**Given data:**

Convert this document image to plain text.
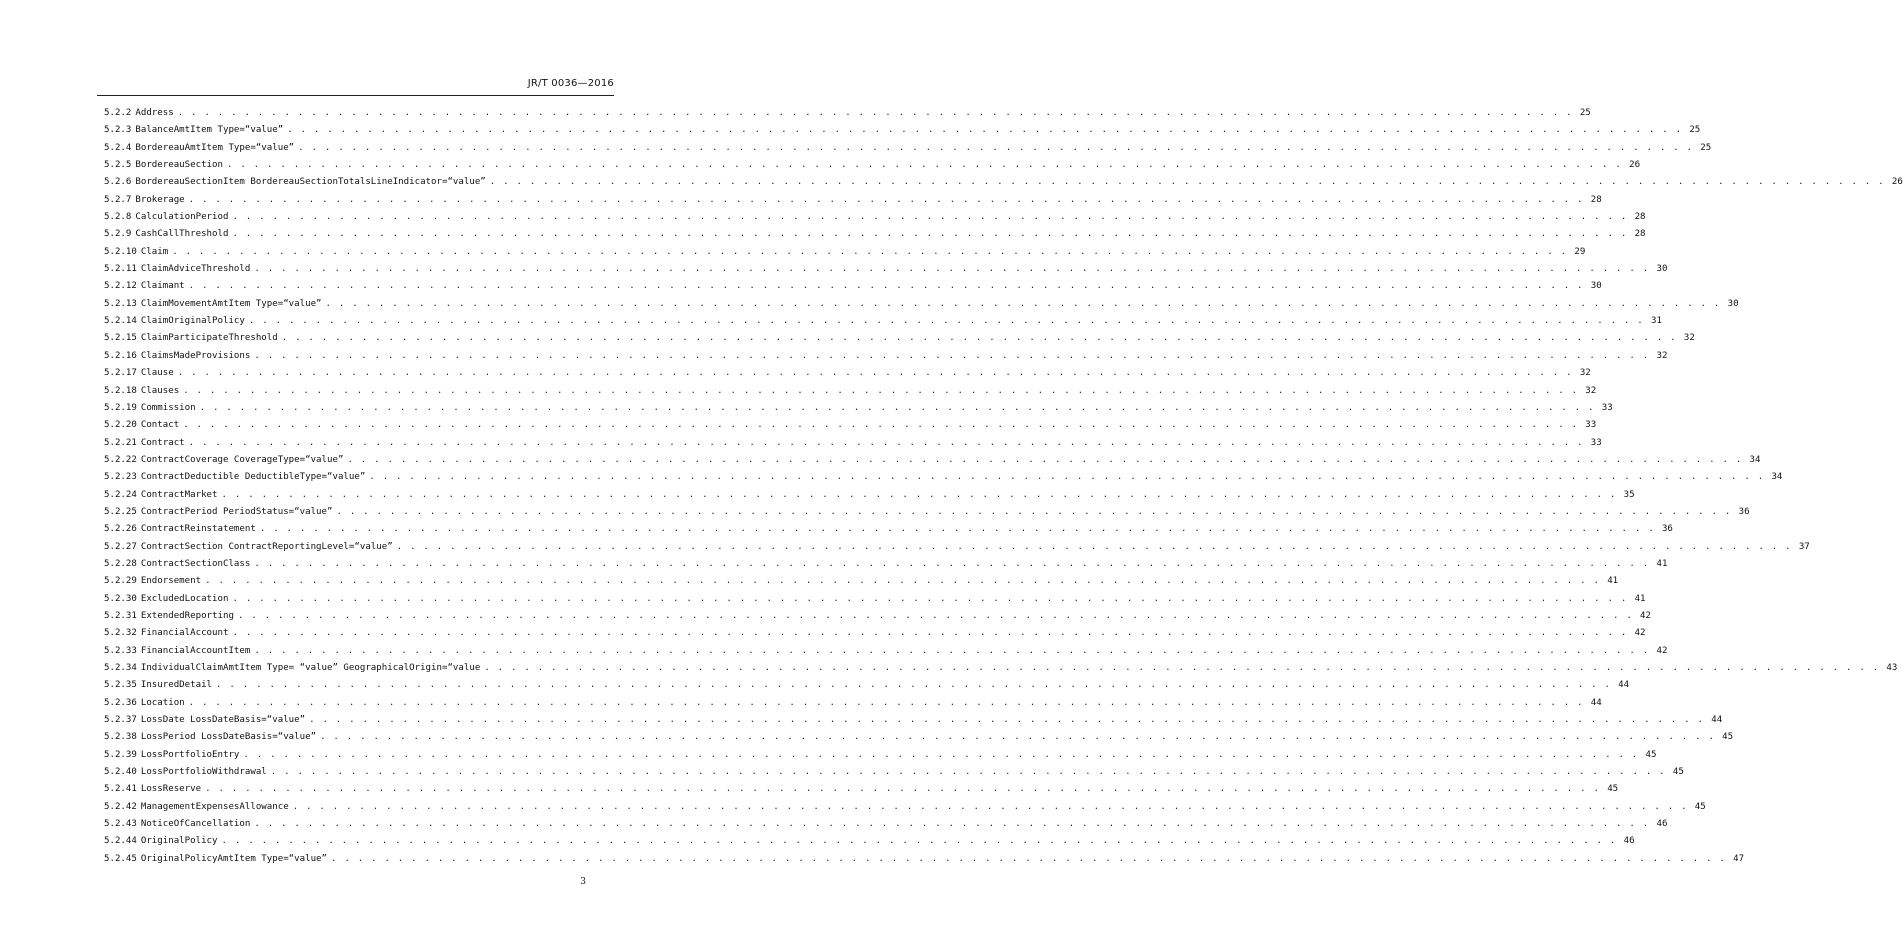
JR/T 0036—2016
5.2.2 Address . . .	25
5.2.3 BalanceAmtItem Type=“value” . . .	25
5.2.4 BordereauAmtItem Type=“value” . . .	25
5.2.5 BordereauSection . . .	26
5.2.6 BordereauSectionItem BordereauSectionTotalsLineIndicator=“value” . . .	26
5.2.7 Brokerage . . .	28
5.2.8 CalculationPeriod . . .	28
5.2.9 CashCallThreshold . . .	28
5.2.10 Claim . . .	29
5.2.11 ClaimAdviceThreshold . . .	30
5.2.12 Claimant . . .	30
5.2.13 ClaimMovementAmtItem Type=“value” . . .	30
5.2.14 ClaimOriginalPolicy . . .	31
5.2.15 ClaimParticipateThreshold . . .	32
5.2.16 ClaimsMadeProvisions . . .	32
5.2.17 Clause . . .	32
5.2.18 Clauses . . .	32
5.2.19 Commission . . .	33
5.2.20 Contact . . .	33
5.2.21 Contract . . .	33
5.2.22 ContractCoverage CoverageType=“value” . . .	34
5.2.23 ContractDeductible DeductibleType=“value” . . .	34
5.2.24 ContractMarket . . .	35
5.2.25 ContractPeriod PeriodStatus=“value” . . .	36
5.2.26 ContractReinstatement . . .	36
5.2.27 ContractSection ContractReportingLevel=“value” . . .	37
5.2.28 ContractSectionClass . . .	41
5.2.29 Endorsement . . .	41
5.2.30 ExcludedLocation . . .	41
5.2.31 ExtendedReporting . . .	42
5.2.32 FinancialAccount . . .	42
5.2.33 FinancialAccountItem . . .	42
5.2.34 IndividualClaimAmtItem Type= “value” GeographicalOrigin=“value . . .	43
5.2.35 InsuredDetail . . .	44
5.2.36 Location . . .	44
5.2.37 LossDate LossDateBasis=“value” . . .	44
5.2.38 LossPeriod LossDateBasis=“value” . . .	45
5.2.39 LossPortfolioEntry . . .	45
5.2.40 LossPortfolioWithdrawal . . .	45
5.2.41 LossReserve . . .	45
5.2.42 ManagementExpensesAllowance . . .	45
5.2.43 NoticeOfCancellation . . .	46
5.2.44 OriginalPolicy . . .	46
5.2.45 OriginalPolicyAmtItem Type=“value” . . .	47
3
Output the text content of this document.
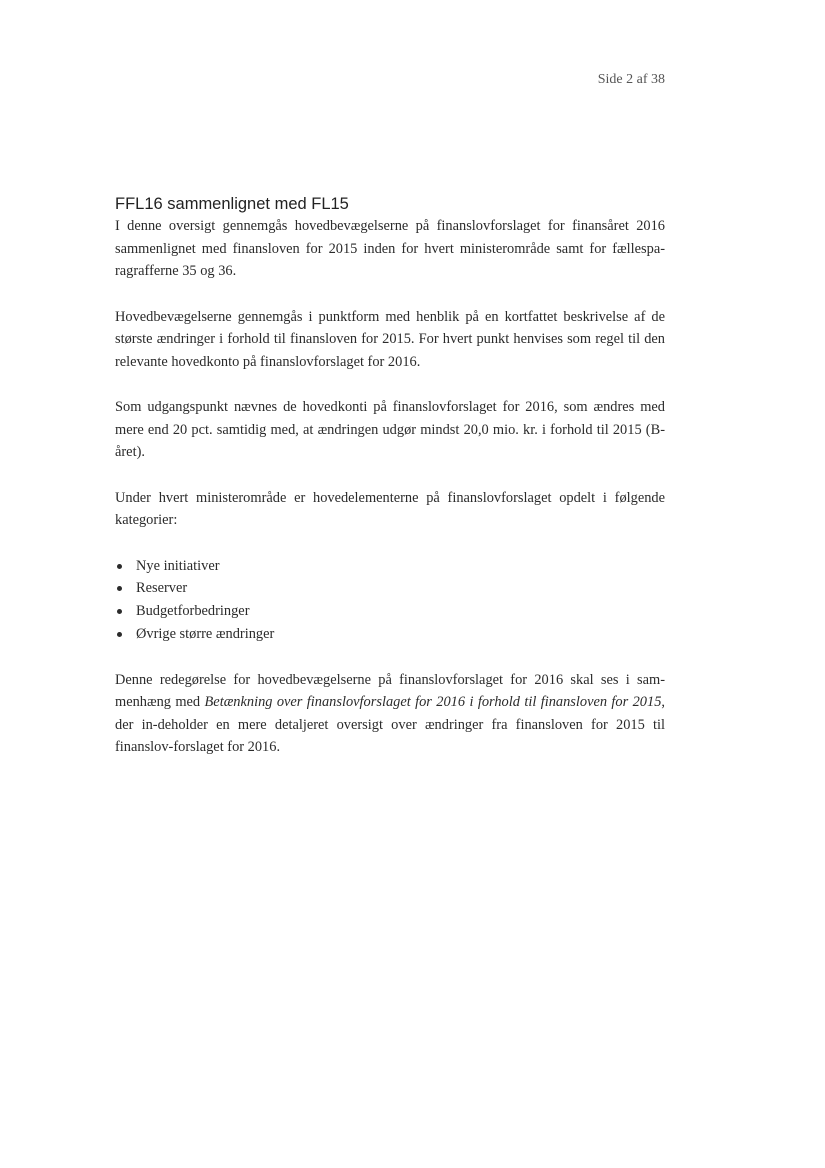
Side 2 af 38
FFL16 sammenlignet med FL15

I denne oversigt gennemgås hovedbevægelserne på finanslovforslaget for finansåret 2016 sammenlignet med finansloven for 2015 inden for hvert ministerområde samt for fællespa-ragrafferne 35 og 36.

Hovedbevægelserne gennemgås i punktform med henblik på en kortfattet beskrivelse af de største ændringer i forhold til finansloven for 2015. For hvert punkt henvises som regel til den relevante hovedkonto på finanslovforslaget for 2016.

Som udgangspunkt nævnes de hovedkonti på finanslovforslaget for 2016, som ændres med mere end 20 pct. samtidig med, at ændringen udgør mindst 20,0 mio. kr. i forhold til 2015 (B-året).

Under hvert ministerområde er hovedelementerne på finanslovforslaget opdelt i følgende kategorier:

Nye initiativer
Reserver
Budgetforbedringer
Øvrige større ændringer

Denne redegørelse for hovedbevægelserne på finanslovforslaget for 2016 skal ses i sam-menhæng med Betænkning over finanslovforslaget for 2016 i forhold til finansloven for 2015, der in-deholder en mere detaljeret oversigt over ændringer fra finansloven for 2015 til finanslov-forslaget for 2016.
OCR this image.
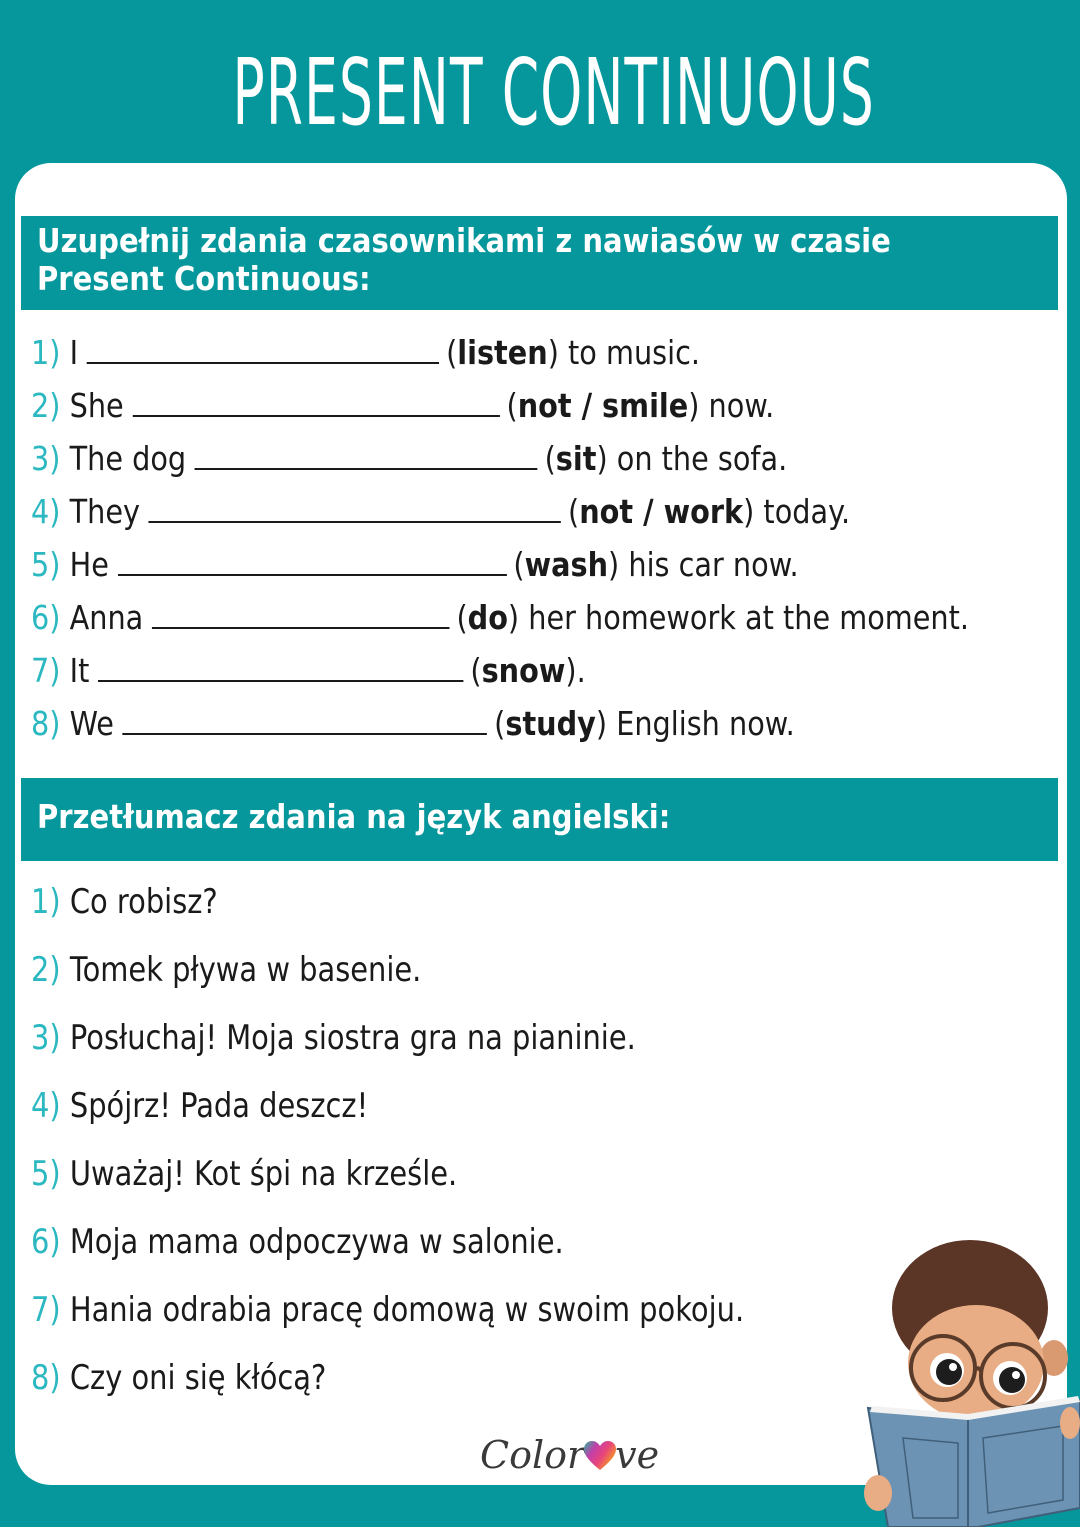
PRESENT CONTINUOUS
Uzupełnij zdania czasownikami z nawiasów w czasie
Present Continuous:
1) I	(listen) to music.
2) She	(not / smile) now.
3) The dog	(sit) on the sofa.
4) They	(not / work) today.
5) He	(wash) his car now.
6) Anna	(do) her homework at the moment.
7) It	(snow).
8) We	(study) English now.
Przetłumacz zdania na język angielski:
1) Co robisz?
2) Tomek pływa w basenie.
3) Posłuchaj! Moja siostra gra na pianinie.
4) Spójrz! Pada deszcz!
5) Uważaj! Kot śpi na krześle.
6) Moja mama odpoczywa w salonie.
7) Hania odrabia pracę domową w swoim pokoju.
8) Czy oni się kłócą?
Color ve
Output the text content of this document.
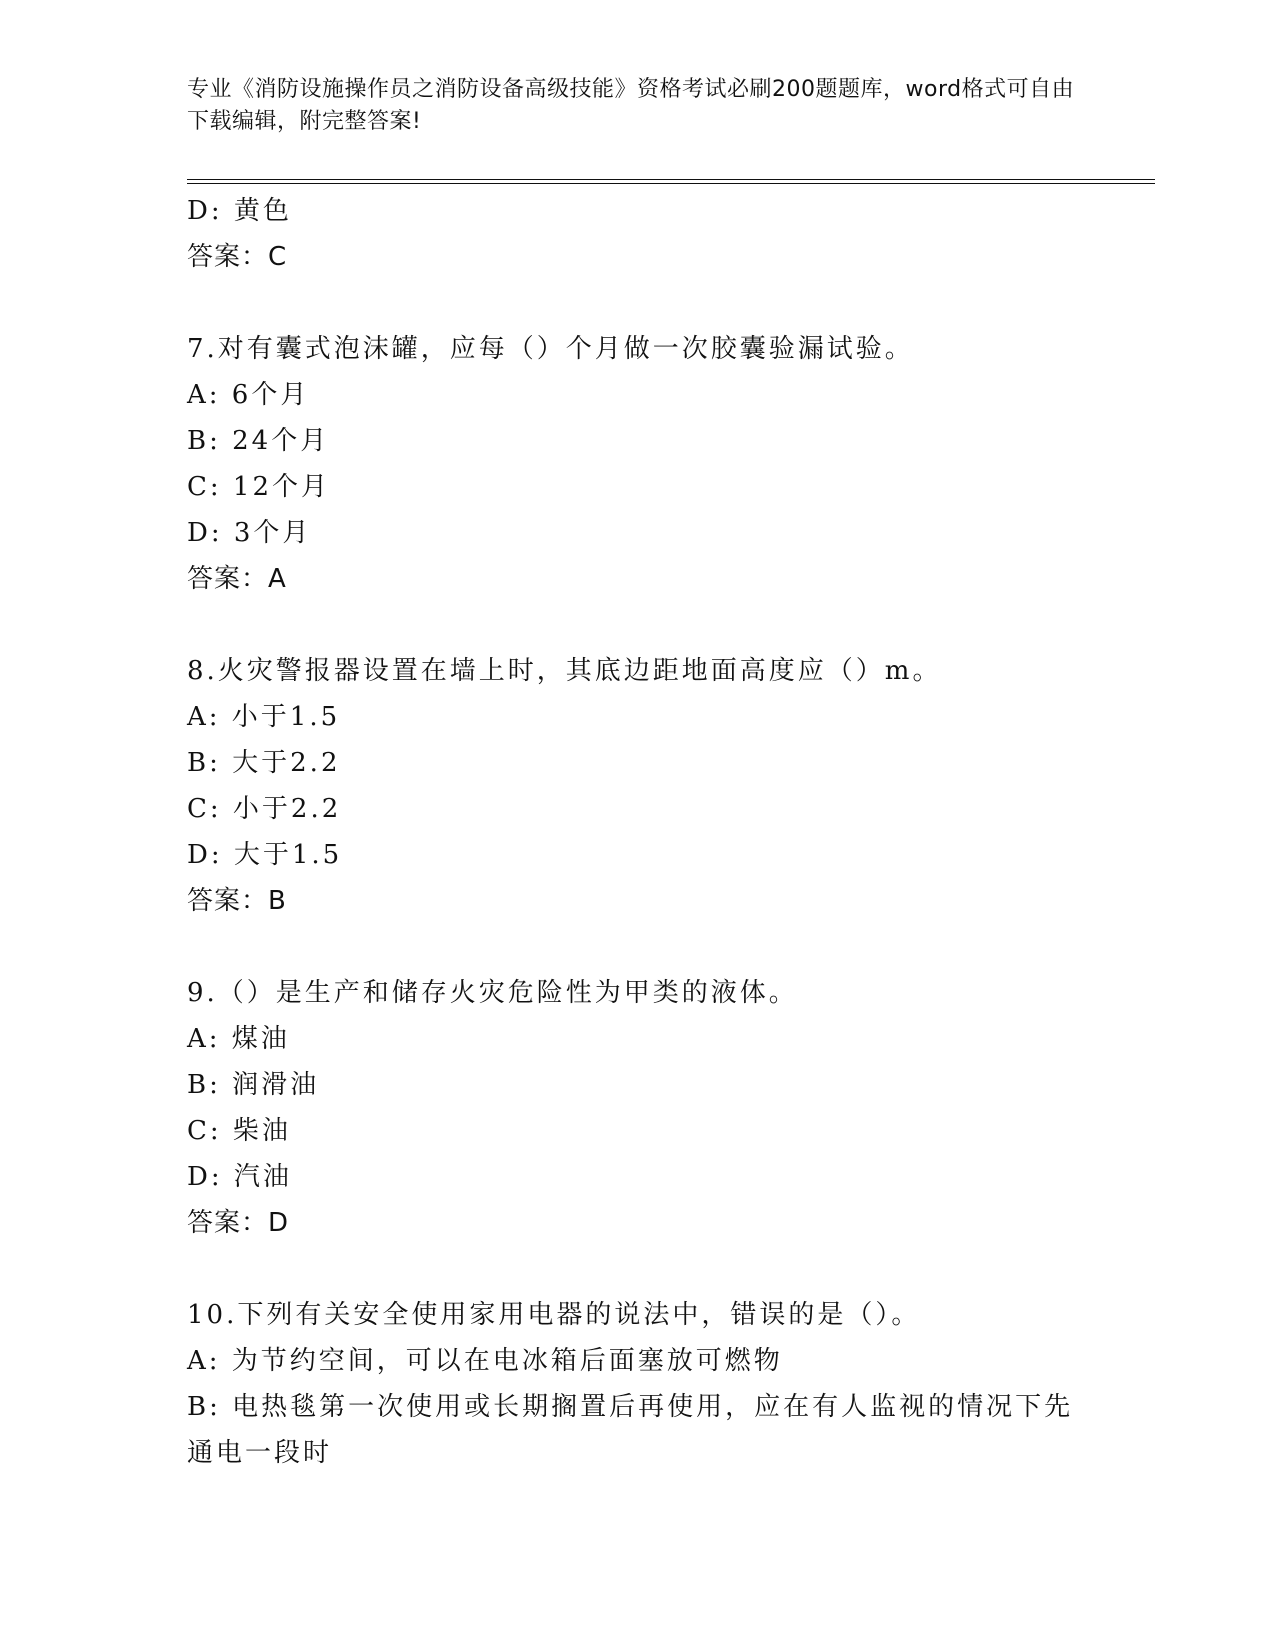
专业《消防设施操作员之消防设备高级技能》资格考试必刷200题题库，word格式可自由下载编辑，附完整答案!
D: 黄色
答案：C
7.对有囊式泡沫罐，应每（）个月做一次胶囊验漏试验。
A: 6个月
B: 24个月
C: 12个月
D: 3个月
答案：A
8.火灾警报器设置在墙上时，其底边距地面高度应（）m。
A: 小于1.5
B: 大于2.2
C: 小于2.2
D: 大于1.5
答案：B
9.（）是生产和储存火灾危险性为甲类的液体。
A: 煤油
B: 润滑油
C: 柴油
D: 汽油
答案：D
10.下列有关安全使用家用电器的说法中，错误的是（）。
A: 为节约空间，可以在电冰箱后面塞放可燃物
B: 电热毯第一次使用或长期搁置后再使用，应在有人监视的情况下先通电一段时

**Aim:**
Say how many lines of the listing above contain "this", with no other words.

**Exercise response:**
4